STATED EXERCISE: State how many lines in these records contain the word "Rudar", and nothing else.

DATA FOR THE TASK:
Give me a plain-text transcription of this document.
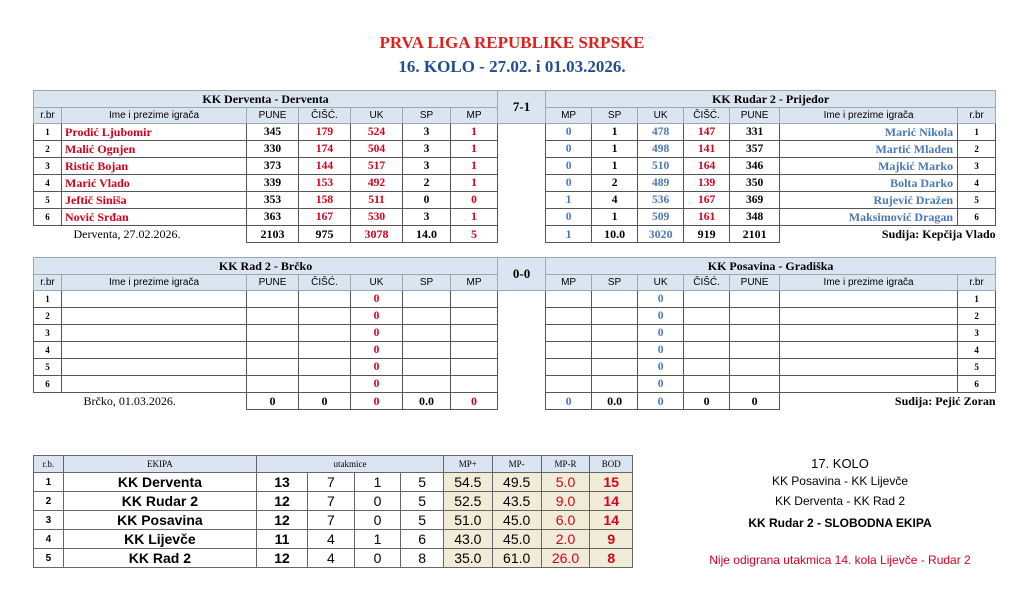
PRVA LIGA REPUBLIKE SRPSKE
16. KOLO - 27.02. i 01.03.2026.
KK Derventa - Derventa							7-1	KK Rudar 2 - Prijedor						
r.br	Ime i prezime igrača	PUNE	ČIŠĆ.	UK	SP	MP		MP	SP	UK	ČIŠĆ.	PUNE	Ime i prezime igrača	r.br
1	Prodić Ljubomir	345	179	524	3	1		0	1	478	147	331	Marić Nikola	1
2	Malić Ognjen	330	174	504	3	1		0	1	498	141	357	Martić Mladen	2
3	Ristić Bojan	373	144	517	3	1		0	1	510	164	346	Majkić Marko	3
4	Marić Vlado	339	153	492	2	1		0	2	489	139	350	Bolta Darko	4
5	Jeftič Siniša	353	158	511	0	0		1	4	536	167	369	Rujević Dražen	5
6	Nović Srđan	363	167	530	3	1		0	1	509	161	348	Maksimović Dragan	6
Derventa, 27.02.2026.		2103	975	3078	14.0	5		1	10.0	3020	919	2101	Sudija: Kepčija Vlado	
KK Rad 2 - Brčko							0-0	KK Posavina - Gradiška						
r.br	Ime i prezime igrača	PUNE	ČIŠĆ.	UK	SP	MP		MP	SP	UK	ČIŠĆ.	PUNE	Ime i prezime igrača	r.br
1				0						0				1
2				0						0				2
3				0						0				3
4				0						0				4
5				0						0				5
6				0						0				6
Brčko, 01.03.2026.		0	0	0	0.0	0		0	0.0	0	0	0	Sudija: Pejić Zoran	
r.b.	EKIPA	utakmice				MP+	MP-	MP-R	BOD
1	KK Derventa	13	7	1	5	54.5	49.5	5.0	15
2	KK Rudar 2	12	7	0	5	52.5	43.5	9.0	14
3	KK Posavina	12	7	0	5	51.0	45.0	6.0	14
4	KK Lijevče	11	4	1	6	43.0	45.0	2.0	9
5	KK Rad 2	12	4	0	8	35.0	61.0	26.0	8
17. KOLO
KK Posavina - KK Lijevče
KK Derventa - KK Rad 2
KK Rudar 2 - SLOBODNA EKIPA
Nije odigrana utakmica 14. kola Lijevče - Rudar 2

SOLUTION TO THE PROBLEM: 4